== Source material ==
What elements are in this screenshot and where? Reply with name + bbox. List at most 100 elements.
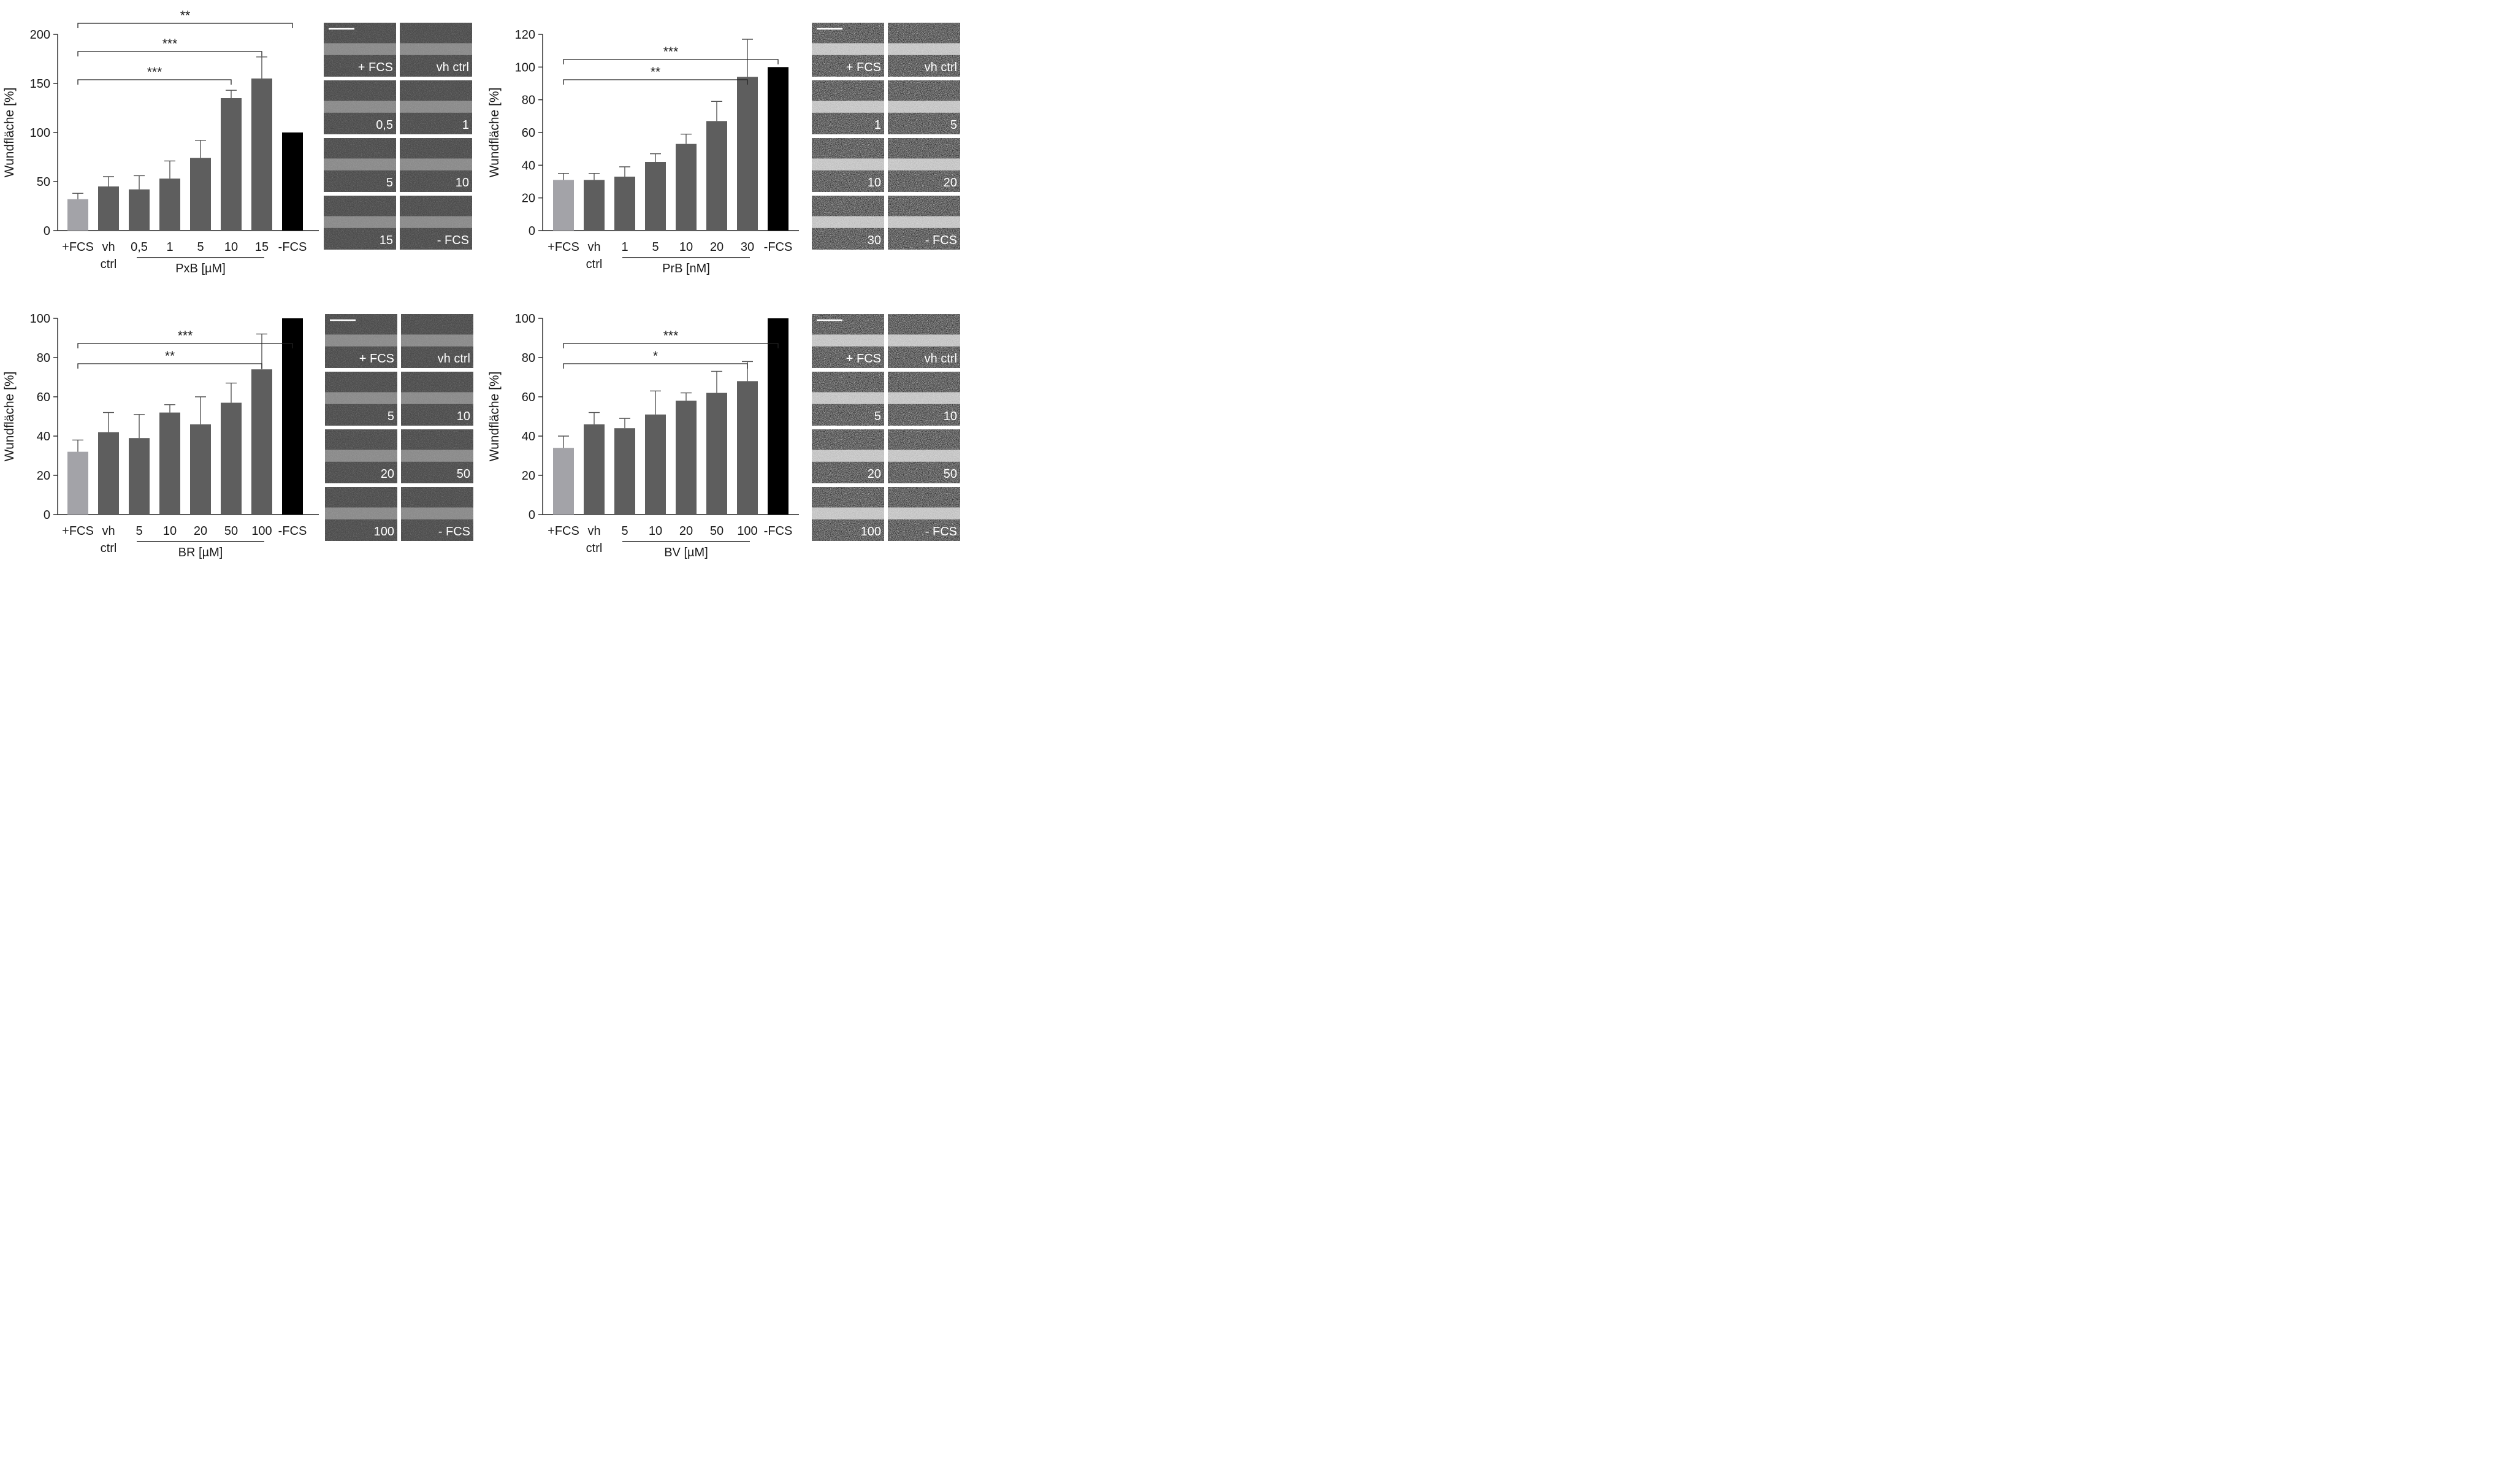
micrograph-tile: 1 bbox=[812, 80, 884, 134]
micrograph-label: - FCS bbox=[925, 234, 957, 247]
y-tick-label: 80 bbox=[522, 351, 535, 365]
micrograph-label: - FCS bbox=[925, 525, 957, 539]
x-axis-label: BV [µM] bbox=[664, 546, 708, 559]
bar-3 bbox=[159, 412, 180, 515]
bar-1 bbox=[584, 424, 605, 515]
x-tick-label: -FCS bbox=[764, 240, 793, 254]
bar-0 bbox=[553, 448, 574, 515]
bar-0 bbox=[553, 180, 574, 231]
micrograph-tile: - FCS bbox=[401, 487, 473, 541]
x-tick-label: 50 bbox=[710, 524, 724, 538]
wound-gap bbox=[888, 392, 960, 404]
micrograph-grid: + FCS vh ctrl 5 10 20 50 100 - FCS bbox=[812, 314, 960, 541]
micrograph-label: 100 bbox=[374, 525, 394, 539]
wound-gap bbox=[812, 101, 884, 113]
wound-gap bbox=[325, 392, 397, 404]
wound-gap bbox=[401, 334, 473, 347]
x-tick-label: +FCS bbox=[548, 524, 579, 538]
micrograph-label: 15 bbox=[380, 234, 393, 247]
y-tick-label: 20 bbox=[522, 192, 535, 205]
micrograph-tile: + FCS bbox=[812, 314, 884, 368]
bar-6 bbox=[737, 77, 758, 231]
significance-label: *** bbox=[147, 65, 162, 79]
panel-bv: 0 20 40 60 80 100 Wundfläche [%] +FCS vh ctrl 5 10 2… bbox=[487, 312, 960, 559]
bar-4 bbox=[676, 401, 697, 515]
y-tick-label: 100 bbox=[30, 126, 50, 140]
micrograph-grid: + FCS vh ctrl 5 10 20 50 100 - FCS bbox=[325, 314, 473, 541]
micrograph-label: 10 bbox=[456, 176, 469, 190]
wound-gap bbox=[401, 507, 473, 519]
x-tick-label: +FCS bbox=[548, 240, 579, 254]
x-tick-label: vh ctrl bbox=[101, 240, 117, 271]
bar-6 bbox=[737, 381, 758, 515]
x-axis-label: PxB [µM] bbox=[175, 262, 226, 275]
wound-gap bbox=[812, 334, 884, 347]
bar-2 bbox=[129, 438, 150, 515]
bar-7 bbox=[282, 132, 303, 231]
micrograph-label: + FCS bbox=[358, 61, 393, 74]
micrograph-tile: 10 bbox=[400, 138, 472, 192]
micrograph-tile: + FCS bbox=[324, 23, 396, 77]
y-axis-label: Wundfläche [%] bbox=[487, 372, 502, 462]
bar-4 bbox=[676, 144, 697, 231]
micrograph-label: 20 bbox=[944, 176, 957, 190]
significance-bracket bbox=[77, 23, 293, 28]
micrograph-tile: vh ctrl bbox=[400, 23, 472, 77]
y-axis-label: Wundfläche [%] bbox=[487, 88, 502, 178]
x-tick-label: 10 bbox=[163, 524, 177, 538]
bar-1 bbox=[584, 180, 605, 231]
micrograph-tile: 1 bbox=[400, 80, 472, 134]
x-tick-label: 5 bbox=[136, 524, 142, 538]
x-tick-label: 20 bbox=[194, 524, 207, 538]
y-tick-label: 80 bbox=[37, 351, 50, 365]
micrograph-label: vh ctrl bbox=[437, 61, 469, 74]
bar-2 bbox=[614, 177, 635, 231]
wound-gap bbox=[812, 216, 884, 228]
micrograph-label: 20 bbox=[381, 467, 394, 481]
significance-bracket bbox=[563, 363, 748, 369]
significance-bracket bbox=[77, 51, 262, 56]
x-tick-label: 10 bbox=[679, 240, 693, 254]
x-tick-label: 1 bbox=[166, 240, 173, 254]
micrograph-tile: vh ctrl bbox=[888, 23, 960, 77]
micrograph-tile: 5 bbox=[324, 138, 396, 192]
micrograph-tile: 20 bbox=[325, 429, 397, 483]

== Do this ==
Copy every line above word for word, leaving out the picture.

== Solution to this problem ==
What elements are in this screenshot and where? Reply with name + bbox. List at most 100 elements.
micrograph-tile: 1 bbox=[812, 80, 884, 134]
micrograph-label: - FCS bbox=[925, 234, 957, 247]
y-tick-label: 80 bbox=[522, 351, 535, 365]
micrograph-label: - FCS bbox=[925, 525, 957, 539]
x-axis-label: BV [µM] bbox=[664, 546, 708, 559]
bar-3 bbox=[159, 412, 180, 515]
bar-1 bbox=[584, 424, 605, 515]
x-tick-label: -FCS bbox=[764, 240, 793, 254]
bar-0 bbox=[553, 448, 574, 515]
bar-0 bbox=[553, 180, 574, 231]
micrograph-tile: - FCS bbox=[401, 487, 473, 541]
x-tick-label: 50 bbox=[710, 524, 724, 538]
wound-gap bbox=[888, 392, 960, 404]
micrograph-grid: + FCS vh ctrl 5 10 20 50 100 - FCS bbox=[812, 314, 960, 541]
micrograph-label: 100 bbox=[374, 525, 394, 539]
wound-gap bbox=[812, 101, 884, 113]
wound-gap bbox=[325, 392, 397, 404]
wound-gap bbox=[401, 334, 473, 347]
x-tick-label: +FCS bbox=[548, 524, 579, 538]
micrograph-label: 15 bbox=[380, 234, 393, 247]
y-tick-label: 20 bbox=[522, 192, 535, 205]
micrograph-tile: + FCS bbox=[812, 314, 884, 368]
bar-6 bbox=[737, 77, 758, 231]
significance-label: *** bbox=[147, 65, 162, 79]
panel-bv: 0 20 40 60 80 100 Wundfläche [%] +FCS vh ctrl 5 10 2… bbox=[487, 312, 960, 559]
bar-4 bbox=[676, 401, 697, 515]
y-tick-label: 100 bbox=[30, 126, 50, 140]
micrograph-grid: + FCS vh ctrl 5 10 20 50 100 - FCS bbox=[325, 314, 473, 541]
micrograph-label: 10 bbox=[456, 176, 469, 190]
wound-gap bbox=[401, 507, 473, 519]
x-tick-label: +FCS bbox=[548, 240, 579, 254]
x-tick-label: vh ctrl bbox=[101, 240, 117, 271]
bar-6 bbox=[737, 381, 758, 515]
x-axis-label: PxB [µM] bbox=[175, 262, 226, 275]
wound-gap bbox=[812, 334, 884, 347]
bar-2 bbox=[129, 438, 150, 515]
bar-7 bbox=[282, 132, 303, 231]
micrograph-label: + FCS bbox=[358, 61, 393, 74]
micrograph-tile: 10 bbox=[400, 138, 472, 192]
micrograph-tile: + FCS bbox=[324, 23, 396, 77]
y-axis-label: Wundfläche [%] bbox=[487, 372, 502, 462]
bar-4 bbox=[676, 144, 697, 231]
micrograph-label: 20 bbox=[944, 176, 957, 190]
significance-bracket bbox=[77, 23, 293, 28]
micrograph-tile: vh ctrl bbox=[400, 23, 472, 77]
y-axis-label: Wundfläche [%] bbox=[487, 88, 502, 178]
x-tick-label: 10 bbox=[163, 524, 177, 538]
bar-1 bbox=[584, 180, 605, 231]
micrograph-tile: 1 bbox=[400, 80, 472, 134]
x-tick-label: 5 bbox=[136, 524, 142, 538]
x-tick-label: 20 bbox=[194, 524, 207, 538]
y-tick-label: 80 bbox=[37, 351, 50, 365]
micrograph-label: vh ctrl bbox=[437, 61, 469, 74]
bar-2 bbox=[614, 177, 635, 231]
wound-gap bbox=[812, 216, 884, 228]
micrograph-label: 20 bbox=[381, 467, 394, 481]
significance-bracket bbox=[563, 363, 748, 369]
significance-bracket bbox=[77, 51, 262, 56]
x-tick-label: 10 bbox=[679, 240, 693, 254]
x-tick-label: 1 bbox=[166, 240, 173, 254]
micrograph-tile: vh ctrl bbox=[888, 23, 960, 77]
micrograph-tile: 5 bbox=[324, 138, 396, 192]
micrograph-tile: 20 bbox=[325, 429, 397, 483]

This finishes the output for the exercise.